■ **ROWS**:
◇ ◇ ◇ ◇
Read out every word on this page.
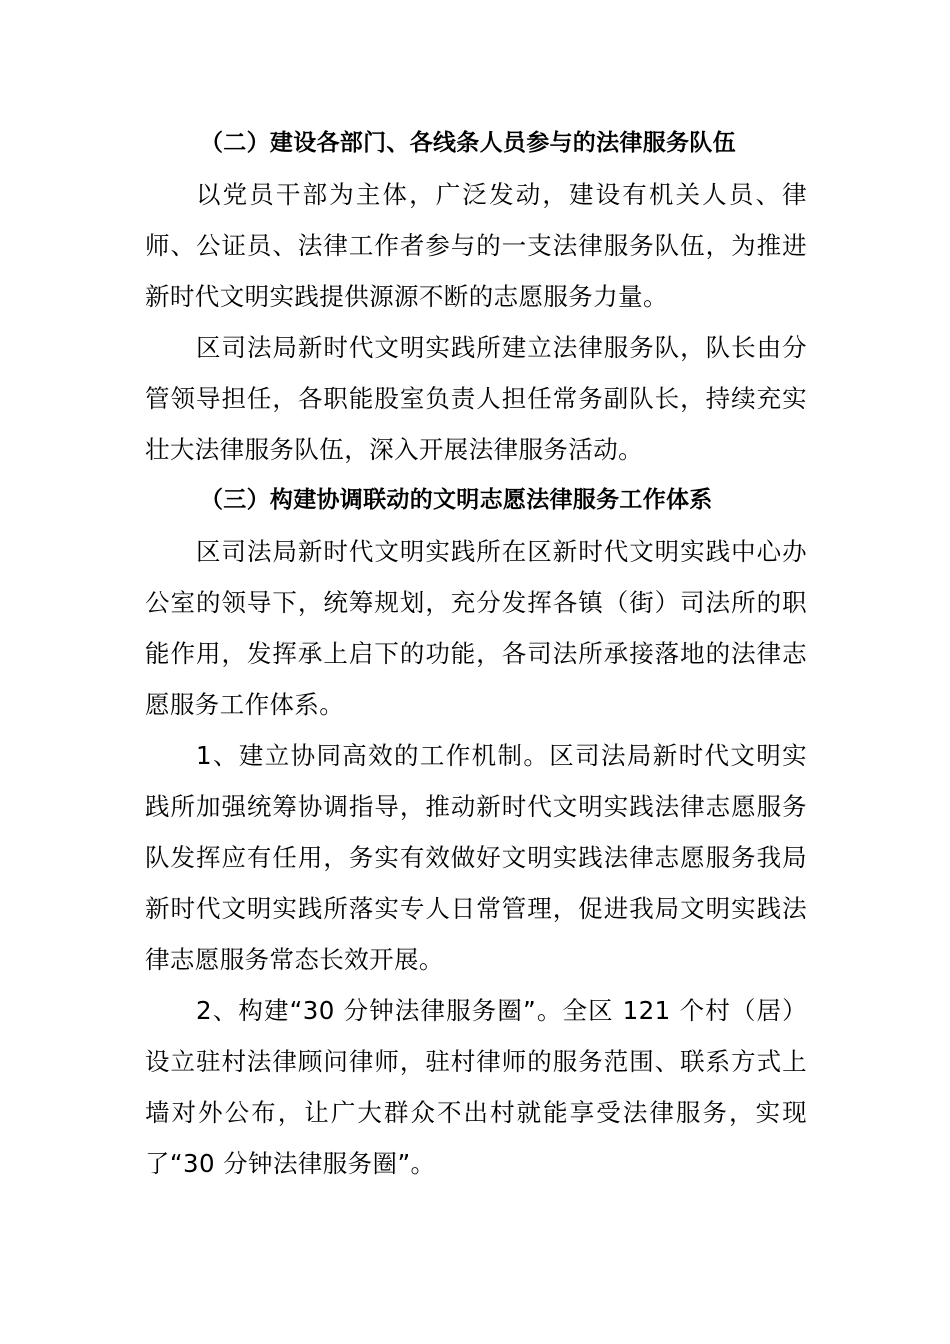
（二）建设各部门、各线条人员参与的法律服务队伍

以党员干部为主体，广泛发动，建设有机关人员、律师、公证员、法律工作者参与的一支法律服务队伍，为推进新时代文明实践提供源源不断的志愿服务力量。

区司法局新时代文明实践所建立法律服务队，队长由分管领导担任，各职能股室负责人担任常务副队长，持续充实壮大法律服务队伍，深入开展法律服务活动。

（三）构建协调联动的文明志愿法律服务工作体系

区司法局新时代文明实践所在区新时代文明实践中心办公室的领导下，统筹规划，充分发挥各镇（街）司法所的职能作用，发挥承上启下的功能，各司法所承接落地的法律志愿服务工作体系。

1、建立协同高效的工作机制。区司法局新时代文明实践所加强统筹协调指导，推动新时代文明实践法律志愿服务队发挥应有任用，务实有效做好文明实践法律志愿服务我局新时代文明实践所落实专人日常管理，促进我局文明实践法律志愿服务常态长效开展。

2、构建“30 分钟法律服务圈”。全区 121 个村（居）设立驻村法律顾问律师，驻村律师的服务范围、联系方式上墙对外公布，让广大群众不出村就能享受法律服务，实现了“30 分钟法律服务圈”。
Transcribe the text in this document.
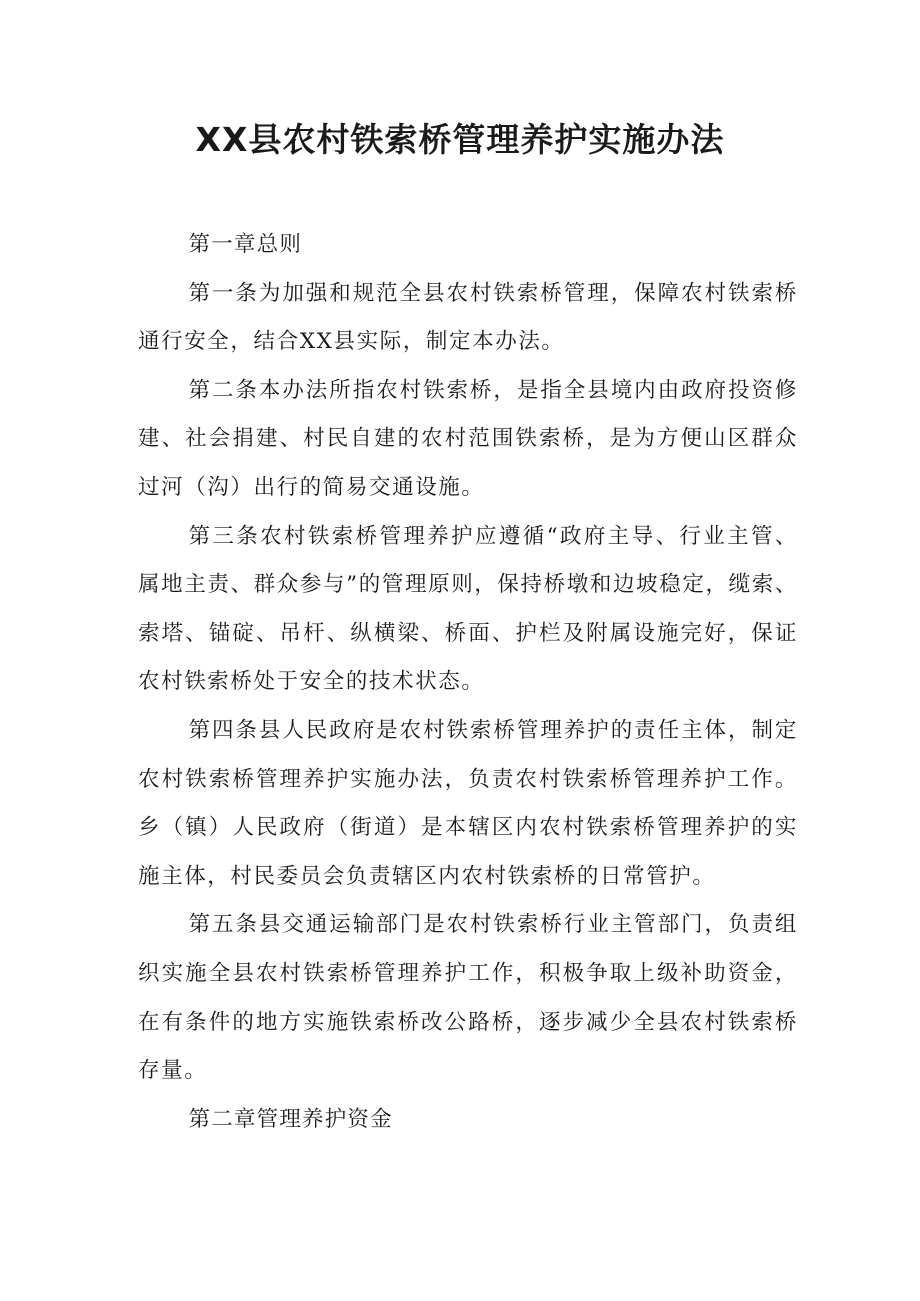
XX县农村铁索桥管理养护实施办法

第一章总则

第一条为加强和规范全县农村铁索桥管理，保障农村铁索桥通行安全，结合XX县实际，制定本办法。

第二条本办法所指农村铁索桥，是指全县境内由政府投资修建、社会捐建、村民自建的农村范围铁索桥，是为方便山区群众过河（沟）出行的简易交通设施。

第三条农村铁索桥管理养护应遵循“政府主导、行业主管、属地主责、群众参与”的管理原则，保持桥墩和边坡稳定，缆索、索塔、锚碇、吊杆、纵横梁、桥面、护栏及附属设施完好，保证农村铁索桥处于安全的技术状态。

第四条县人民政府是农村铁索桥管理养护的责任主体，制定农村铁索桥管理养护实施办法，负责农村铁索桥管理养护工作。乡（镇）人民政府（街道）是本辖区内农村铁索桥管理养护的实施主体，村民委员会负责辖区内农村铁索桥的日常管护。

第五条县交通运输部门是农村铁索桥行业主管部门，负责组织实施全县农村铁索桥管理养护工作，积极争取上级补助资金，在有条件的地方实施铁索桥改公路桥，逐步减少全县农村铁索桥存量。

第二章管理养护资金
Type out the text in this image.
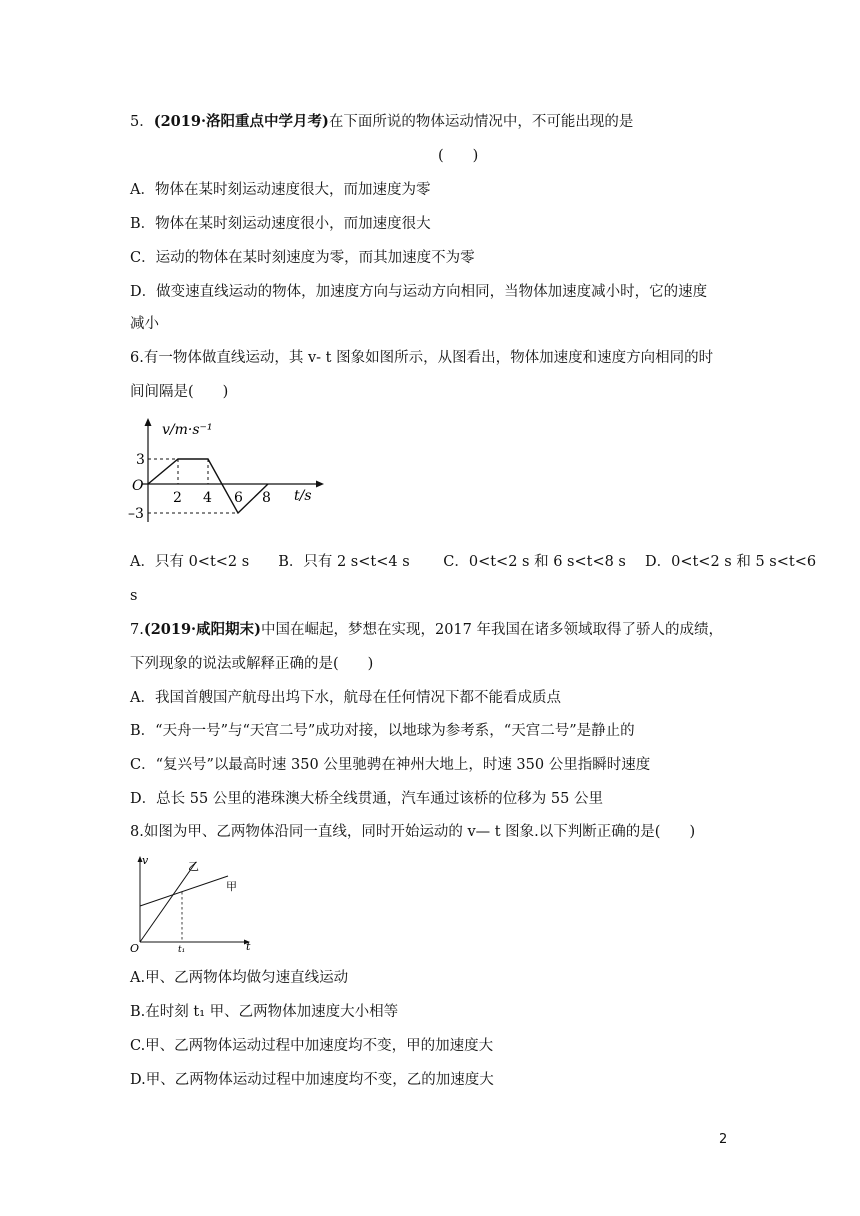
5．(2019·洛阳重点中学月考)在下面所说的物体运动情况中，不可能出现的是
(　　)
A．物体在某时刻运动速度很大，而加速度为零
B．物体在某时刻运动速度很小，而加速度很大
C．运动的物体在某时刻速度为零，而其加速度不为零
D．做变速直线运动的物体，加速度方向与运动方向相同，当物体加速度减小时，它的速度
减小
6.有一物体做直线运动，其 v- t 图象如图所示，从图看出，物体加速度和速度方向相同的时
间间隔是(　　)
v/m·s⁻¹
t/s
O
3
–3
2 4 6 8
A．只有 0<t<2 s　　B．只有 2 s<t<4 s　　 C．0<t<2 s 和 6 s<t<8 s　 D．0<t<2 s 和 5 s<t<6
s
7.(2019·咸阳期末)中国在崛起，梦想在实现，2017 年我国在诸多领域取得了骄人的成绩，
下列现象的说法或解释正确的是(　　)
A．我国首艘国产航母出坞下水，航母在任何情况下都不能看成质点
B．“天舟一号”与“天宫二号”成功对接，以地球为参考系，“天宫二号”是静止的
C．“复兴号”以最高时速 350 公里驰骋在神州大地上，时速 350 公里指瞬时速度
D．总长 55 公里的港珠澳大桥全线贯通，汽车通过该桥的位移为 55 公里
8.如图为甲、乙两物体沿同一直线，同时开始运动的 v— t 图象.以下判断正确的是(　　)
v
t
O	t₁
甲
乙
A.甲、乙两物体均做匀速直线运动
B.在时刻 t₁ 甲、乙两物体加速度大小相等
C.甲、乙两物体运动过程中加速度均不变，甲的加速度大
D.甲、乙两物体运动过程中加速度均不变，乙的加速度大
2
◇ ◇ ◇ ◇
■ **TASK TO CARRY OUT**: Scan the entries above and work out how many lines include the word "this"; the reply is that number alone.

■ **EXERCISE RESULT**: 3